What is expected | Omit the pictures from the entries below and retype everything else exactly.

Data entries |

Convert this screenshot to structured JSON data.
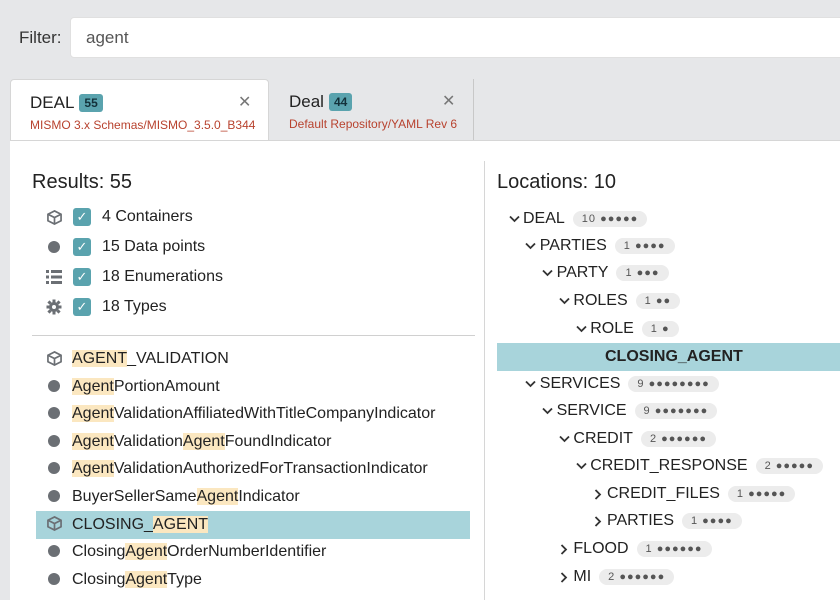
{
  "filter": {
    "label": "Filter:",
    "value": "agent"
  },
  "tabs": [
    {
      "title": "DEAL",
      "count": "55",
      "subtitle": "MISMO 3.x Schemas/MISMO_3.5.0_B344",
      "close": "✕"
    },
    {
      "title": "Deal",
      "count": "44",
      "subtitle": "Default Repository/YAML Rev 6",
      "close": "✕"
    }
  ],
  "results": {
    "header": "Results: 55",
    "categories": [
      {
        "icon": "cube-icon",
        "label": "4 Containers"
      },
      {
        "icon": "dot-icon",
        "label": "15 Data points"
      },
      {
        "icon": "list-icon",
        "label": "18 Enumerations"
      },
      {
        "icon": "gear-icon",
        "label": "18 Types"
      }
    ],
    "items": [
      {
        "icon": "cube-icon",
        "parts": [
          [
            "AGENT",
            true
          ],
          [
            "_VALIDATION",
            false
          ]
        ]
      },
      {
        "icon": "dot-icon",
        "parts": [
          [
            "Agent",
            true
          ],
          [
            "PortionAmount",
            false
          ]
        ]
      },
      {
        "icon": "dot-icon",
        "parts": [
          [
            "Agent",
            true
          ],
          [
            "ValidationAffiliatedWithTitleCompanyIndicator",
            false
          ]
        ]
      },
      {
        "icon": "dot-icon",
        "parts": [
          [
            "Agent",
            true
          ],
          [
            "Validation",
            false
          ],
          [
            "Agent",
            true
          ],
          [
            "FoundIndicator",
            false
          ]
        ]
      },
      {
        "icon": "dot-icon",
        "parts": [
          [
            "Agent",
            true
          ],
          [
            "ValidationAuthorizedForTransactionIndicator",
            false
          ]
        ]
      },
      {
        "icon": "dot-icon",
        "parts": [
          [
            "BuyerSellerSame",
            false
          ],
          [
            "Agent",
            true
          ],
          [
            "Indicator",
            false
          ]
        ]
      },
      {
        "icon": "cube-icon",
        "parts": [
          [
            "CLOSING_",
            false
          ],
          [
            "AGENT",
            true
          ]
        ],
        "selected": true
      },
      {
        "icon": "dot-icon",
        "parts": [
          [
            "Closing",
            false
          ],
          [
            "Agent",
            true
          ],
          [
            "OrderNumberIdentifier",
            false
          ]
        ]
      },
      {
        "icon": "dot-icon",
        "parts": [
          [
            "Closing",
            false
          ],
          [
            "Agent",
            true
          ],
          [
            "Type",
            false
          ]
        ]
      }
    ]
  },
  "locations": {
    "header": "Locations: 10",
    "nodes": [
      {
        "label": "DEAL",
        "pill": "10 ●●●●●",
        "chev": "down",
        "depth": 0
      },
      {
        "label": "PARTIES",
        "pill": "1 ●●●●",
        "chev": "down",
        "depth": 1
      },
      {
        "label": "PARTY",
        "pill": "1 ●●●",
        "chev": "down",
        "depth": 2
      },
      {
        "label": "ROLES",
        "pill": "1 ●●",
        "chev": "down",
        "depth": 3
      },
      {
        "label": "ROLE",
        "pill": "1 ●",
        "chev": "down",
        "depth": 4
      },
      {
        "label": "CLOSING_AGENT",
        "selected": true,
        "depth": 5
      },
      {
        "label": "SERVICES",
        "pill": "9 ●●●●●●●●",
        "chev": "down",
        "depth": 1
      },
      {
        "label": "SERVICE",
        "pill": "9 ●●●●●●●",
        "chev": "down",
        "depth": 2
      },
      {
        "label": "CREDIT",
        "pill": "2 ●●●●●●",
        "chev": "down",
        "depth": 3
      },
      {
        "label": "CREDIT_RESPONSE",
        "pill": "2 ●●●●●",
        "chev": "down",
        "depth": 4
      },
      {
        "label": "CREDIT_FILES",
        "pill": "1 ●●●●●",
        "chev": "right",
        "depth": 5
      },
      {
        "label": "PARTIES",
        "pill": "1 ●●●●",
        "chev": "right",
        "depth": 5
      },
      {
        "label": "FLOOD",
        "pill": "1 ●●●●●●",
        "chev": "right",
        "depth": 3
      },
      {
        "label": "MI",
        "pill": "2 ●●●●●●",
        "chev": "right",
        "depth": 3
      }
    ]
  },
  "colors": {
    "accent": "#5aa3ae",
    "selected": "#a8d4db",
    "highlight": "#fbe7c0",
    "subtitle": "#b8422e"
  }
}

Written solution |
Convert this screenshot to structured JSON data.
{
  "filter": {
    "label": "Filter:",
    "value": "agent"
  },
  "tabs": [
    {
      "title": "DEAL",
      "count": "55",
      "subtitle": "MISMO 3.x Schemas/MISMO_3.5.0_B344",
      "close": "✕"
    },
    {
      "title": "Deal",
      "count": "44",
      "subtitle": "Default Repository/YAML Rev 6",
      "close": "✕"
    }
  ],
  "results": {
    "header": "Results: 55",
    "categories": [
      {
        "icon": "cube-icon",
        "label": "4 Containers"
      },
      {
        "icon": "dot-icon",
        "label": "15 Data points"
      },
      {
        "icon": "list-icon",
        "label": "18 Enumerations"
      },
      {
        "icon": "gear-icon",
        "label": "18 Types"
      }
    ],
    "items": [
      {
        "icon": "cube-icon",
        "parts": [
          [
            "AGENT",
            true
          ],
          [
            "_VALIDATION",
            false
          ]
        ]
      },
      {
        "icon": "dot-icon",
        "parts": [
          [
            "Agent",
            true
          ],
          [
            "PortionAmount",
            false
          ]
        ]
      },
      {
        "icon": "dot-icon",
        "parts": [
          [
            "Agent",
            true
          ],
          [
            "ValidationAffiliatedWithTitleCompanyIndicator",
            false
          ]
        ]
      },
      {
        "icon": "dot-icon",
        "parts": [
          [
            "Agent",
            true
          ],
          [
            "Validation",
            false
          ],
          [
            "Agent",
            true
          ],
          [
            "FoundIndicator",
            false
          ]
        ]
      },
      {
        "icon": "dot-icon",
        "parts": [
          [
            "Agent",
            true
          ],
          [
            "ValidationAuthorizedForTransactionIndicator",
            false
          ]
        ]
      },
      {
        "icon": "dot-icon",
        "parts": [
          [
            "BuyerSellerSame",
            false
          ],
          [
            "Agent",
            true
          ],
          [
            "Indicator",
            false
          ]
        ]
      },
      {
        "icon": "cube-icon",
        "parts": [
          [
            "CLOSING_",
            false
          ],
          [
            "AGENT",
            true
          ]
        ],
        "selected": true
      },
      {
        "icon": "dot-icon",
        "parts": [
          [
            "Closing",
            false
          ],
          [
            "Agent",
            true
          ],
          [
            "OrderNumberIdentifier",
            false
          ]
        ]
      },
      {
        "icon": "dot-icon",
        "parts": [
          [
            "Closing",
            false
          ],
          [
            "Agent",
            true
          ],
          [
            "Type",
            false
          ]
        ]
      }
    ]
  },
  "locations": {
    "header": "Locations: 10",
    "nodes": [
      {
        "label": "DEAL",
        "pill": "10 ●●●●●",
        "chev": "down",
        "depth": 0
      },
      {
        "label": "PARTIES",
        "pill": "1 ●●●●",
        "chev": "down",
        "depth": 1
      },
      {
        "label": "PARTY",
        "pill": "1 ●●●",
        "chev": "down",
        "depth": 2
      },
      {
        "label": "ROLES",
        "pill": "1 ●●",
        "chev": "down",
        "depth": 3
      },
      {
        "label": "ROLE",
        "pill": "1 ●",
        "chev": "down",
        "depth": 4
      },
      {
        "label": "CLOSING_AGENT",
        "selected": true,
        "depth": 5
      },
      {
        "label": "SERVICES",
        "pill": "9 ●●●●●●●●",
        "chev": "down",
        "depth": 1
      },
      {
        "label": "SERVICE",
        "pill": "9 ●●●●●●●",
        "chev": "down",
        "depth": 2
      },
      {
        "label": "CREDIT",
        "pill": "2 ●●●●●●",
        "chev": "down",
        "depth": 3
      },
      {
        "label": "CREDIT_RESPONSE",
        "pill": "2 ●●●●●",
        "chev": "down",
        "depth": 4
      },
      {
        "label": "CREDIT_FILES",
        "pill": "1 ●●●●●",
        "chev": "right",
        "depth": 5
      },
      {
        "label": "PARTIES",
        "pill": "1 ●●●●",
        "chev": "right",
        "depth": 5
      },
      {
        "label": "FLOOD",
        "pill": "1 ●●●●●●",
        "chev": "right",
        "depth": 3
      },
      {
        "label": "MI",
        "pill": "2 ●●●●●●",
        "chev": "right",
        "depth": 3
      }
    ]
  },
  "colors": {
    "accent": "#5aa3ae",
    "selected": "#a8d4db",
    "highlight": "#fbe7c0",
    "subtitle": "#b8422e"
  }
}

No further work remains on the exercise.